▶ _STATED PROBLEM_
Wherever a line holds the word "REFER", copy that line out.

▶ _GIVEN DATA_
————

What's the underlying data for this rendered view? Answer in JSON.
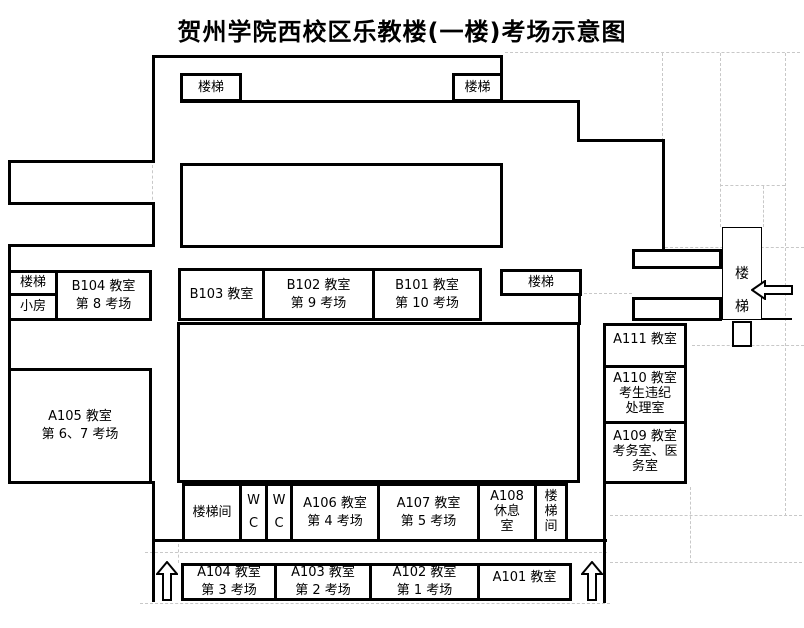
{
  "title": "贺州学院西校区乐教楼(一楼)考场示意图",
  "rooms": {
    "stair_top_left": {
      "lines": [
        "楼梯"
      ]
    },
    "stair_top_right": {
      "lines": [
        "楼梯"
      ]
    },
    "stair_left": {
      "lines": [
        "楼梯"
      ]
    },
    "small_room": {
      "lines": [
        "小房"
      ]
    },
    "b104": {
      "lines": [
        "B104 教室",
        "第 8 考场"
      ]
    },
    "b103": {
      "lines": [
        "B103 教室"
      ]
    },
    "b102": {
      "lines": [
        "B102 教室",
        "第 9 考场"
      ]
    },
    "b101": {
      "lines": [
        "B101 教室",
        "第 10 考场"
      ]
    },
    "stair_mid_right": {
      "lines": [
        "楼梯"
      ]
    },
    "a105": {
      "lines": [
        "A105 教室",
        "第 6、7 考场"
      ]
    },
    "a111": {
      "lines": [
        "A111 教室"
      ]
    },
    "a110": {
      "lines": [
        "A110 教室",
        "考生违纪",
        "处理室"
      ]
    },
    "a109": {
      "lines": [
        "A109 教室",
        "考务室、医",
        "务室"
      ]
    },
    "stair_right": {
      "lines": [
        "楼",
        "梯"
      ]
    },
    "stair_hall_left": {
      "lines": [
        "楼梯间"
      ]
    },
    "wc_1": {
      "lines": [
        "W",
        "C"
      ]
    },
    "wc_2": {
      "lines": [
        "W",
        "C"
      ]
    },
    "a106": {
      "lines": [
        "A106 教室",
        "第 4 考场"
      ]
    },
    "a107": {
      "lines": [
        "A107 教室",
        "第 5 考场"
      ]
    },
    "a108": {
      "lines": [
        "A108",
        "休息",
        "室"
      ]
    },
    "stair_hall_right": {
      "lines": [
        "楼",
        "梯",
        "间"
      ]
    },
    "a104": {
      "lines": [
        "A104 教室",
        "第 3 考场"
      ]
    },
    "a103": {
      "lines": [
        "A103 教室",
        "第 2 考场"
      ]
    },
    "a102": {
      "lines": [
        "A102 教室",
        "第 1 考场"
      ]
    },
    "a101": {
      "lines": [
        "A101 教室"
      ]
    }
  },
  "icons": {
    "up_arrow": "outline block arrow pointing up",
    "left_arrow": "outline block arrow pointing left"
  },
  "colors": {
    "background": "#ffffff",
    "wall": "#000000",
    "gridline": "#c8c8c8",
    "text": "#000000"
  }
}
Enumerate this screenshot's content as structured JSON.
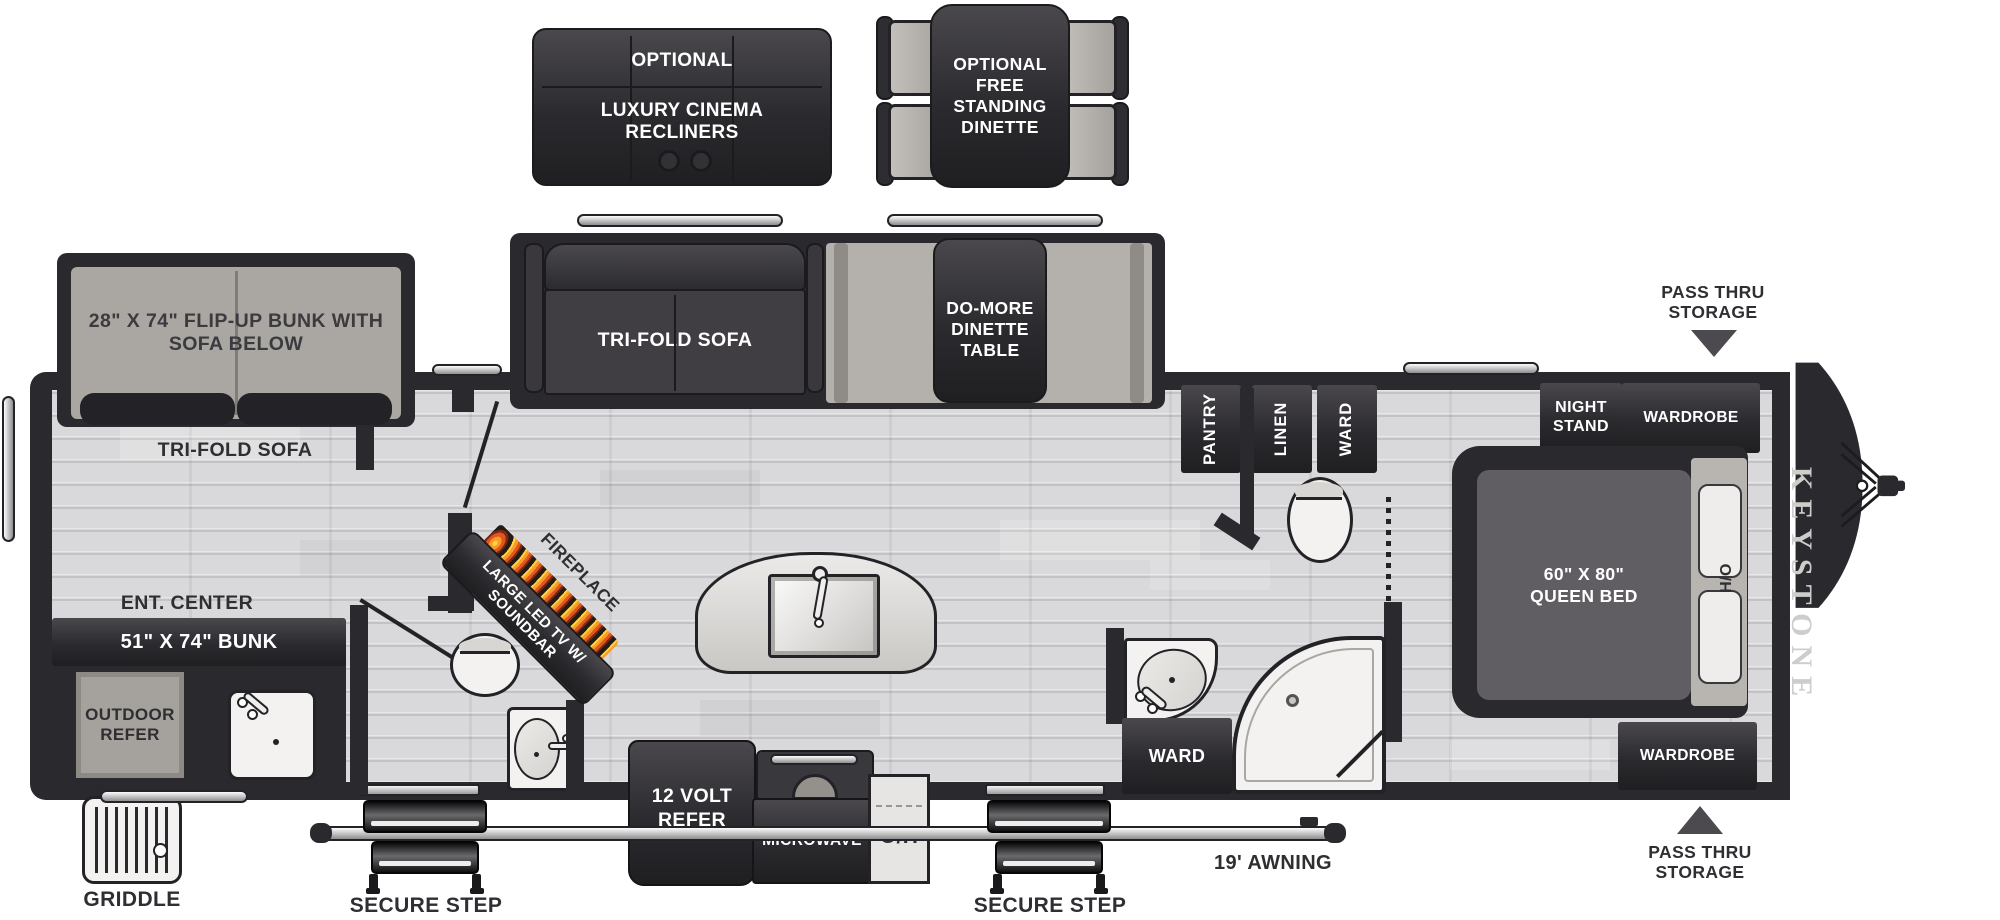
{
  "title": "Keystone travel trailer floorplan",
  "labels": {
    "optional_tag": "OPTIONAL",
    "luxury_recliners": "LUXURY CINEMA RECLINERS",
    "free_standing_dinette": "OPTIONAL FREE STANDING DINETTE",
    "flip_up_bunk": "28\" X 74\" FLIP-UP BUNK WITH SOFA BELOW",
    "tri_fold_sofa_rear": "TRI-FOLD SOFA",
    "tri_fold_sofa_slide": "TRI-FOLD SOFA",
    "do_more_dinette_table": "DO-MORE DINETTE TABLE",
    "pantry": "PANTRY",
    "linen": "LINEN",
    "ward_upper": "WARD",
    "ward_lower": "WARD",
    "night_stand": "NIGHT STAND",
    "wardrobe_front": "WARDROBE",
    "wardrobe_rear": "WARDROBE",
    "queen_bed": "60\" X 80\" QUEEN BED",
    "head_of_bed": "H/O",
    "pass_thru_top": "PASS THRU STORAGE",
    "pass_thru_bottom": "PASS THRU STORAGE",
    "keystone_logo": "KEYSTONE",
    "ent_center": "ENT. CENTER",
    "bunk_51x74": "51\" X 74\" BUNK",
    "outdoor_refer": "OUTDOOR REFER",
    "griddle": "GRIDDLE",
    "fireplace": "FIREPLACE",
    "led_tv": "LARGE LED TV W/ SOUNDBAR",
    "refer_12v": "12 VOLT REFER",
    "microwave": "MICROWAVE",
    "overhead": "O/H",
    "secure_step_left": "SECURE STEP",
    "secure_step_right": "SECURE STEP",
    "awning": "19' AWNING"
  },
  "colors": {
    "wall": "#2a292d",
    "furniture_dark": "#3a383c",
    "floor": "#d9d9db",
    "fixture_white": "#f3f2f0",
    "flame_orange": "#f0761f",
    "metal": "#c9c9cb"
  }
}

————

▶ _FULL RESPONSE_
    "outdoor_refer": "OUTDOOR REFER",
    "refer_12v": "12 VOLT REFER",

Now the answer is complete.